Objective: Pull every line containing "come" out of the material below.

Listed entries:
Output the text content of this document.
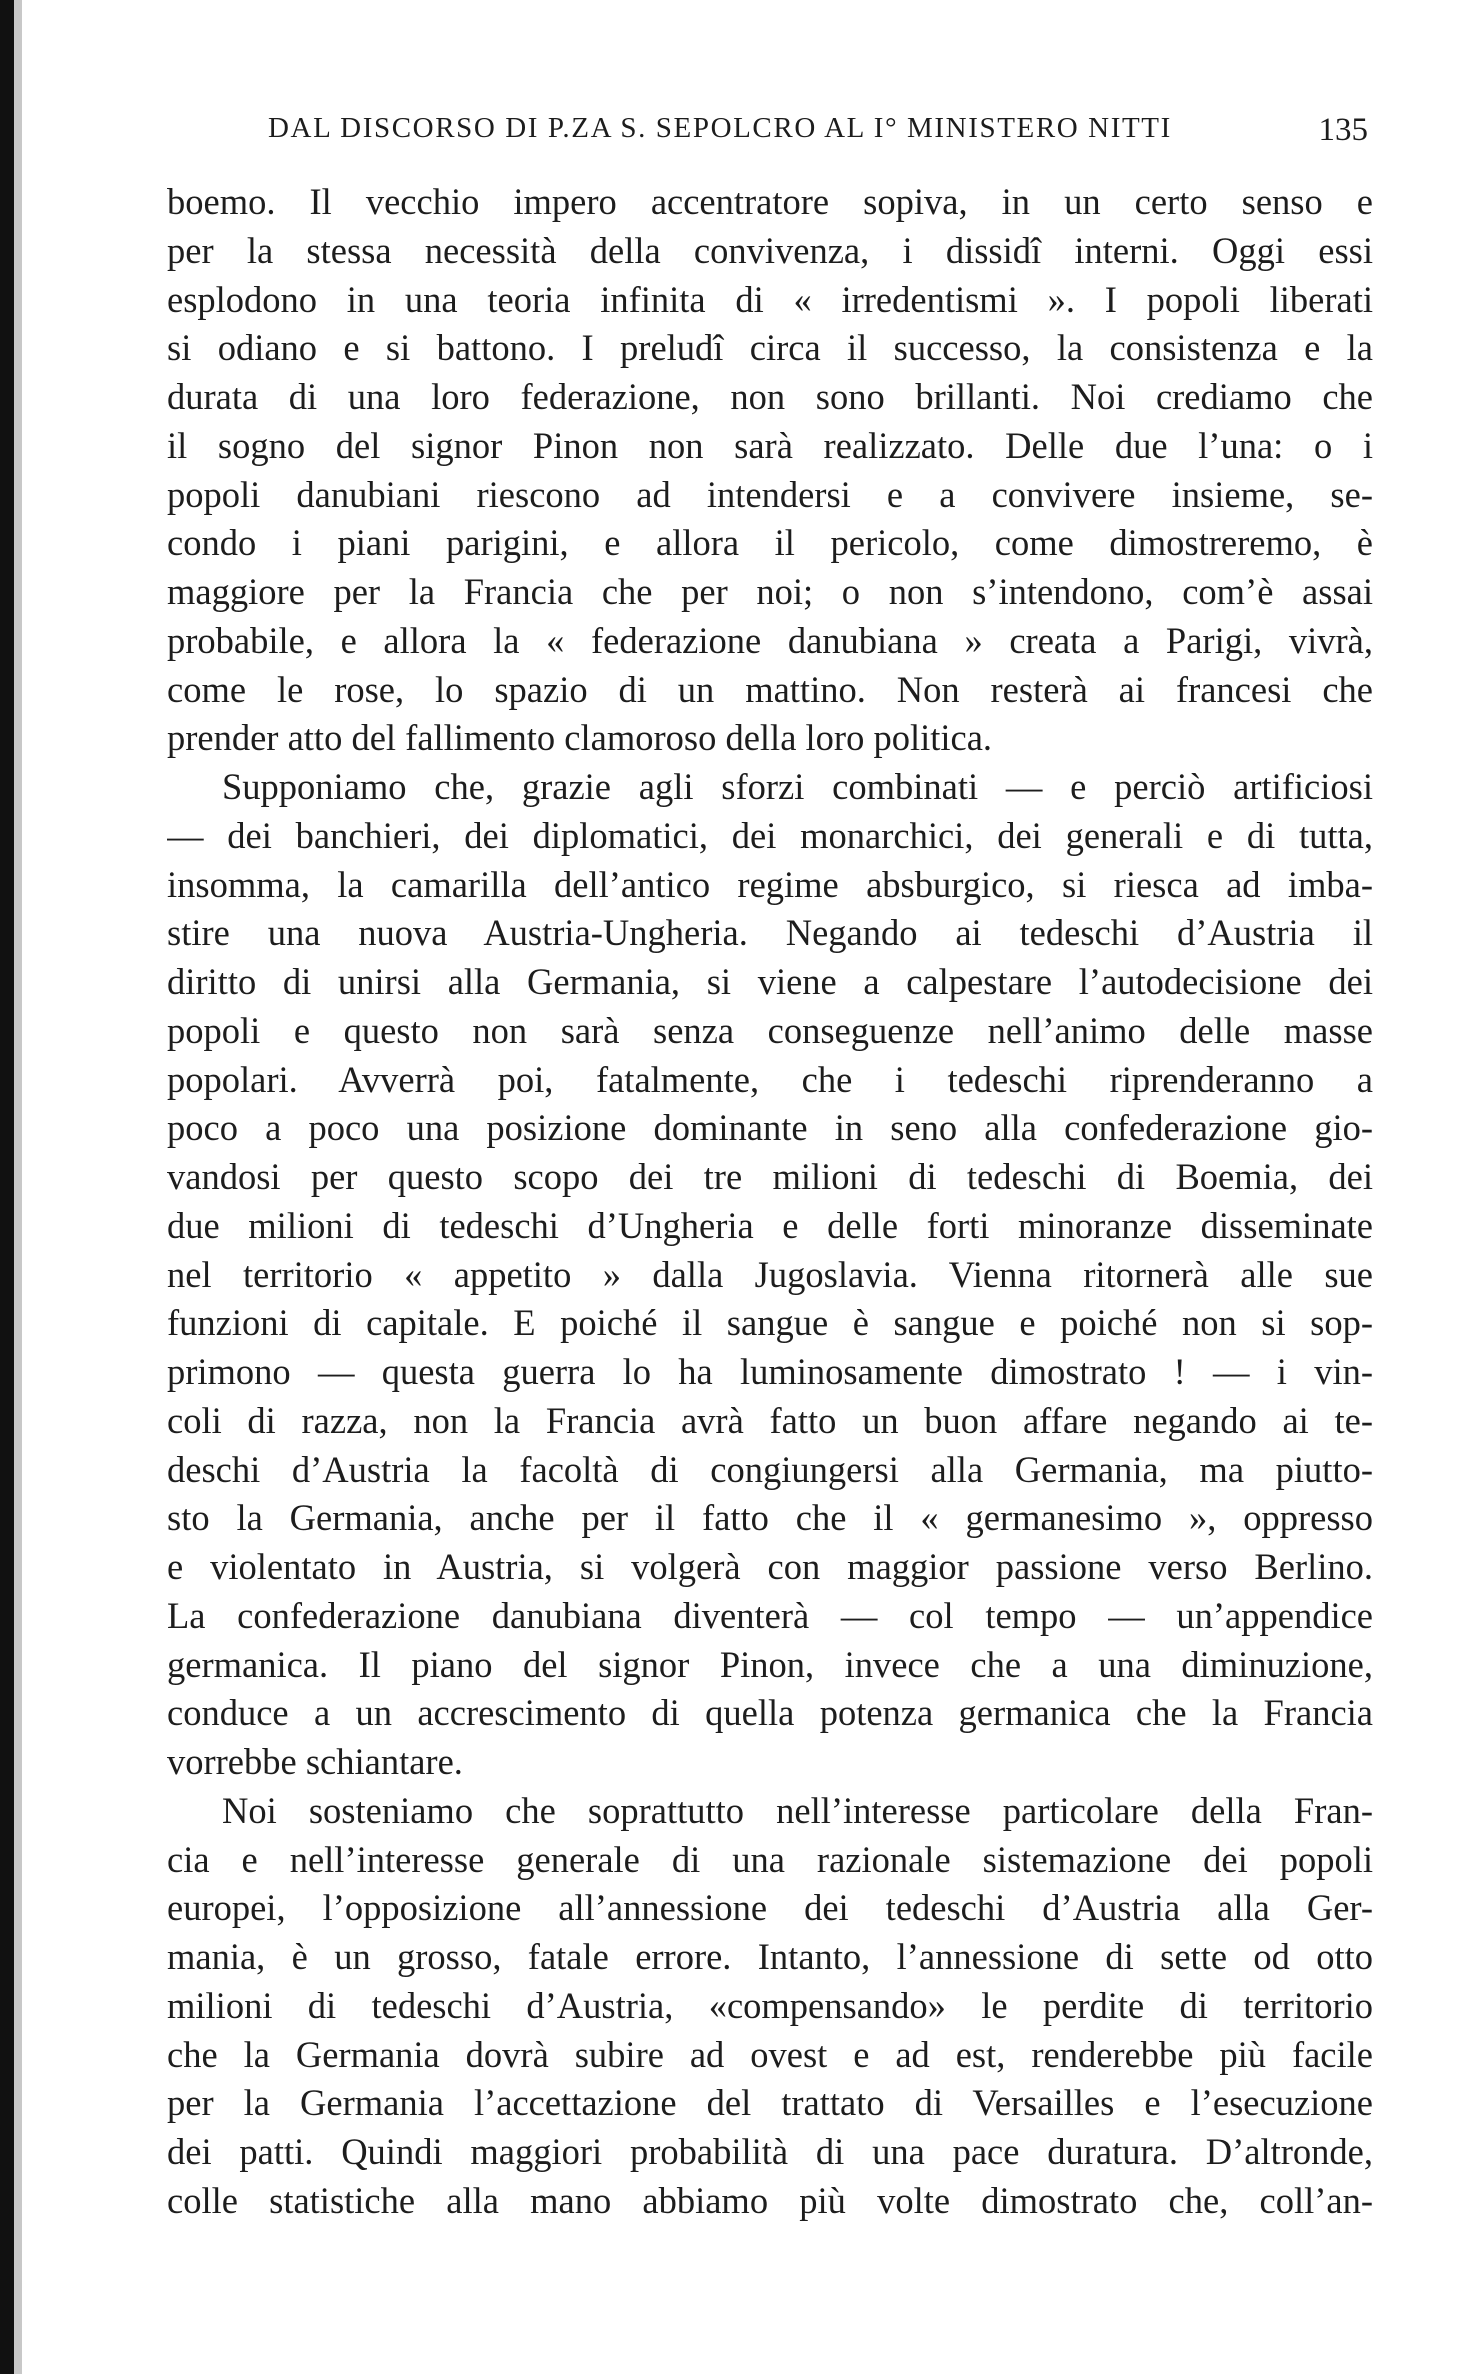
DAL DISCORSO DI P.ZA S. SEPOLCRO AL I° MINISTERO NITTI	135
boemo. Il vecchio impero accentratore sopiva, in un certo senso e
per la stessa necessità della convivenza, i dissidî interni. Oggi essi
esplodono in una teoria infinita di « irredentismi ». I popoli liberati
si odiano e si battono. I preludî circa il successo, la consistenza e la
durata di una loro federazione, non sono brillanti. Noi crediamo che
il sogno del signor Pinon non sarà realizzato. Delle due l’una: o i
popoli danubiani riescono ad intendersi e a convivere insieme, se-
condo i piani parigini, e allora il pericolo, come dimostreremo, è
maggiore per la Francia che per noi; o non s’intendono, com’è assai
probabile, e allora la « federazione danubiana » creata a Parigi, vivrà,
come le rose, lo spazio di un mattino. Non resterà ai francesi che
prender atto del fallimento clamoroso della loro politica.
Supponiamo che, grazie agli sforzi combinati — e perciò artificiosi
— dei banchieri, dei diplomatici, dei monarchici, dei generali e di tutta,
insomma, la camarilla dell’antico regime absburgico, si riesca ad imba-
stire una nuova Austria-Ungheria. Negando ai tedeschi d’Austria il
diritto di unirsi alla Germania, si viene a calpestare l’autodecisione dei
popoli e questo non sarà senza conseguenze nell’animo delle masse
popolari. Avverrà poi, fatalmente, che i tedeschi riprenderanno a
poco a poco una posizione dominante in seno alla confederazione gio-
vandosi per questo scopo dei tre milioni di tedeschi di Boemia, dei
due milioni di tedeschi d’Ungheria e delle forti minoranze disseminate
nel territorio « appetito » dalla Jugoslavia. Vienna ritornerà alle sue
funzioni di capitale. E poiché il sangue è sangue e poiché non si sop-
primono — questa guerra lo ha luminosamente dimostrato ! — i vin-
coli di razza, non la Francia avrà fatto un buon affare negando ai te-
deschi d’Austria la facoltà di congiungersi alla Germania, ma piutto-
sto la Germania, anche per il fatto che il « germanesimo », oppresso
e violentato in Austria, si volgerà con maggior passione verso Berlino.
La confederazione danubiana diventerà — col tempo — un’appendice
germanica. Il piano del signor Pinon, invece che a una diminuzione,
conduce a un accrescimento di quella potenza germanica che la Francia
vorrebbe schiantare.
Noi sosteniamo che soprattutto nell’interesse particolare della Fran-
cia e nell’interesse generale di una razionale sistemazione dei popoli
europei, l’opposizione all’annessione dei tedeschi d’Austria alla Ger-
mania, è un grosso, fatale errore. Intanto, l’annessione di sette od otto
milioni di tedeschi d’Austria, «compensando» le perdite di territorio
che la Germania dovrà subire ad ovest e ad est, renderebbe più facile
per la Germania l’accettazione del trattato di Versailles e l’esecuzione
dei patti. Quindi maggiori probabilità di una pace duratura. D’altronde,
colle statistiche alla mano abbiamo più volte dimostrato che, coll’an-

Worked solution:
condo i piani parigini, e allora il pericolo, come dimostreremo, è
come le rose, lo spazio di un mattino. Non resterà ai francesi che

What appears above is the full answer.